Write out all the lines again, precisely as they stand, but without the images.

## [Task material]
_____
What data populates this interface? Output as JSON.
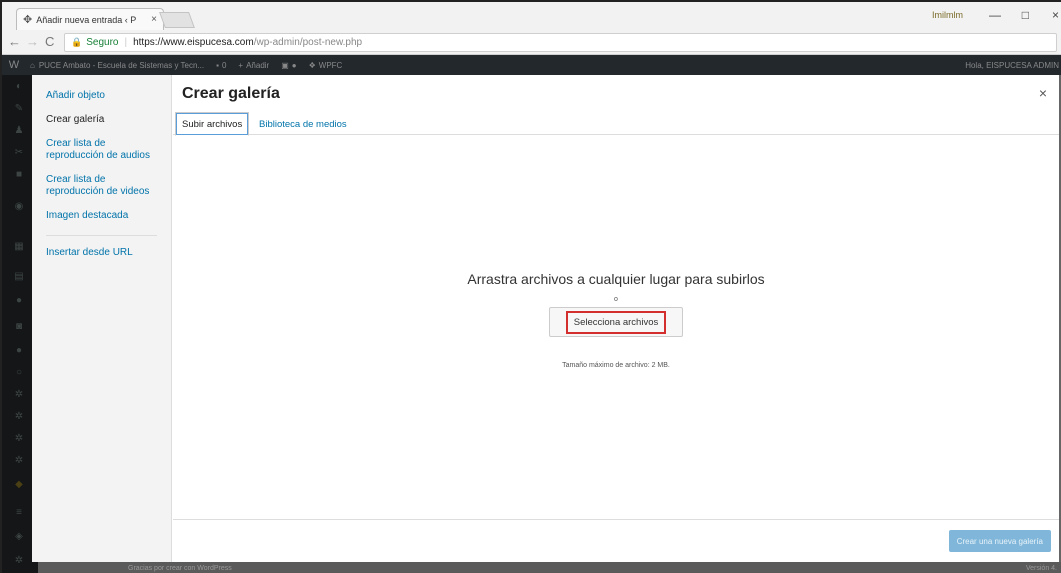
{
  "browser": {
    "tab_title": "Añadir nueva entrada ‹ P",
    "tab_close": "×",
    "user_label": "Imilmlm",
    "win_min": "—",
    "win_max": "□",
    "win_close": "×",
    "nav_back": "←",
    "nav_forward": "→",
    "nav_reload": "C",
    "secure_label": "Seguro",
    "url_base": "https://www.eispucesa.com",
    "url_path": "/wp-admin/post-new.php"
  },
  "adminbar": {
    "wp_logo": "W",
    "site_name": "PUCE Ambato - Escuela de Sistemas y Tecn...",
    "comments": "0",
    "add_new": "Añadir",
    "plugin": "WPFC",
    "howdy": "Hola, EISPUCESA ADMIN"
  },
  "modal": {
    "title": "Crear galería",
    "close": "×",
    "menu": [
      {
        "label": "Añadir objeto",
        "active": false
      },
      {
        "label": "Crear galería",
        "active": true
      },
      {
        "label": "Crear lista de reproducción de audios",
        "active": false
      },
      {
        "label": "Crear lista de reproducción de videos",
        "active": false
      },
      {
        "label": "Imagen destacada",
        "active": false
      }
    ],
    "menu_extra": "Insertar desde URL",
    "tabs": [
      {
        "label": "Subir archivos",
        "active": true
      },
      {
        "label": "Biblioteca de medios",
        "active": false
      }
    ],
    "drop_text": "Arrastra archivos a cualquier lugar para subirlos",
    "or_text": "o",
    "select_button": "Selecciona archivos",
    "max_size": "Tamaño máximo de archivo: 2 MB.",
    "create_button": "Crear una nueva galería"
  },
  "footer": {
    "thanks": "Gracias por crear con WordPress",
    "version": "Versión 4."
  },
  "colors": {
    "admin_bar": "#23282d",
    "link": "#0073aa",
    "highlight_box": "#d32f2f",
    "primary_disabled": "#7fb6d9"
  }
}
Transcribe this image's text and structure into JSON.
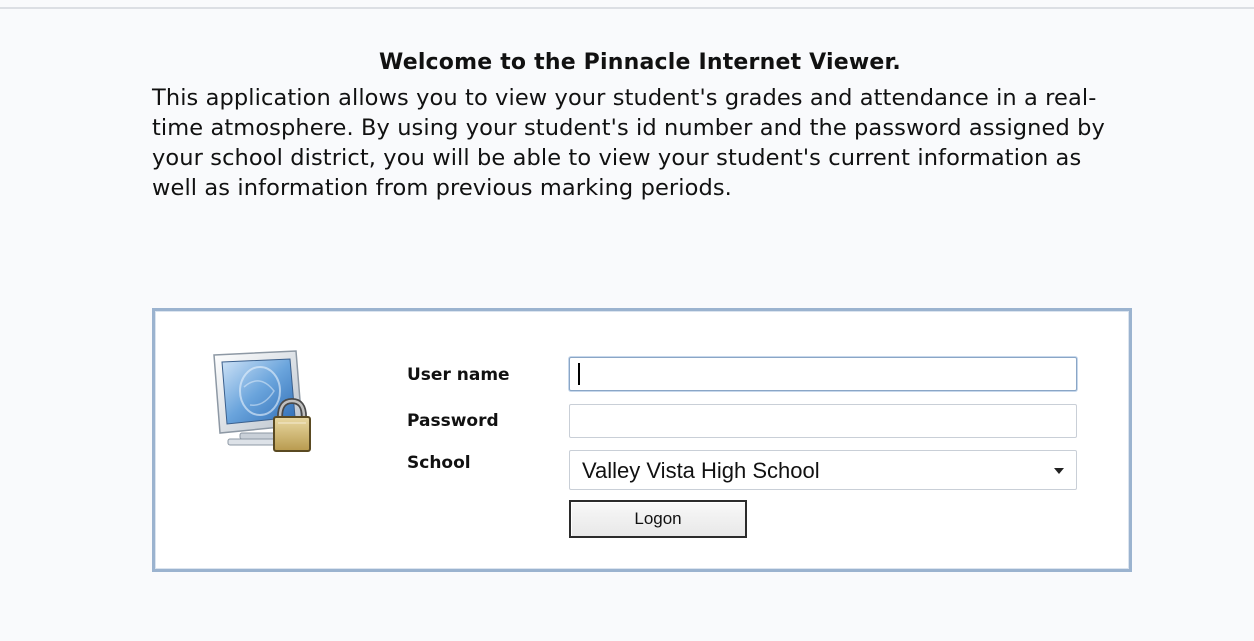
{
  "welcome": {
    "title": "Welcome to the Pinnacle Internet Viewer.",
    "body": "This application allows you to view your student's grades and attendance in a real-time atmosphere. By using your student's id number and the password assigned by your school district, you will be able to view your student's current information as well as information from previous marking periods."
  },
  "login": {
    "icon": "computer-lock-icon",
    "username_label": "User name",
    "username_value": "",
    "password_label": "Password",
    "password_value": "",
    "school_label": "School",
    "school_selected": "Valley Vista High School",
    "logon_label": "Logon"
  },
  "colors": {
    "page_background": "#f9fafc",
    "login_box_border": "#9bb3cf",
    "focused_input_border": "#8aa6c6"
  }
}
_____
## [Solution to this task]
What data populates this interface? Output as JSON.
{
  "browser": {
    "tab_title": "Añadir nueva entrada ‹ P",
    "tab_close": "×",
    "user_label": "Imilmlm",
    "win_min": "—",
    "win_max": "□",
    "win_close": "×",
    "nav_back": "←",
    "nav_forward": "→",
    "nav_reload": "C",
    "secure_label": "Seguro",
    "url_base": "https://www.eispucesa.com",
    "url_path": "/wp-admin/post-new.php"
  },
  "adminbar": {
    "wp_logo": "W",
    "site_name": "PUCE Ambato - Escuela de Sistemas y Tecn...",
    "comments": "0",
    "add_new": "Añadir",
    "plugin": "WPFC",
    "howdy": "Hola, EISPUCESA ADMIN"
  },
  "modal": {
    "title": "Crear galería",
    "close": "×",
    "menu": [
      {
        "label": "Añadir objeto",
        "active": false
      },
      {
        "label": "Crear galería",
        "active": true
      },
      {
        "label": "Crear lista de reproducción de audios",
        "active": false
      },
      {
        "label": "Crear lista de reproducción de videos",
        "active": false
      },
      {
        "label": "Imagen destacada",
        "active": false
      }
    ],
    "menu_extra": "Insertar desde URL",
    "tabs": [
      {
        "label": "Subir archivos",
        "active": true
      },
      {
        "label": "Biblioteca de medios",
        "active": false
      }
    ],
    "drop_text": "Arrastra archivos a cualquier lugar para subirlos",
    "or_text": "o",
    "select_button": "Selecciona archivos",
    "max_size": "Tamaño máximo de archivo: 2 MB.",
    "create_button": "Crear una nueva galería"
  },
  "footer": {
    "thanks": "Gracias por crear con WordPress",
    "version": "Versión 4."
  },
  "colors": {
    "admin_bar": "#23282d",
    "link": "#0073aa",
    "highlight_box": "#d32f2f",
    "primary_disabled": "#7fb6d9"
  }
}
Transcribe this image's text and structure into JSON.
{
  "welcome": {
    "title": "Welcome to the Pinnacle Internet Viewer.",
    "body": "This application allows you to view your student's grades and attendance in a real-time atmosphere. By using your student's id number and the password assigned by your school district, you will be able to view your student's current information as well as information from previous marking periods."
  },
  "login": {
    "icon": "computer-lock-icon",
    "username_label": "User name",
    "username_value": "",
    "password_label": "Password",
    "password_value": "",
    "school_label": "School",
    "school_selected": "Valley Vista High School",
    "logon_label": "Logon"
  },
  "colors": {
    "page_background": "#f9fafc",
    "login_box_border": "#9bb3cf",
    "focused_input_border": "#8aa6c6"
  }
}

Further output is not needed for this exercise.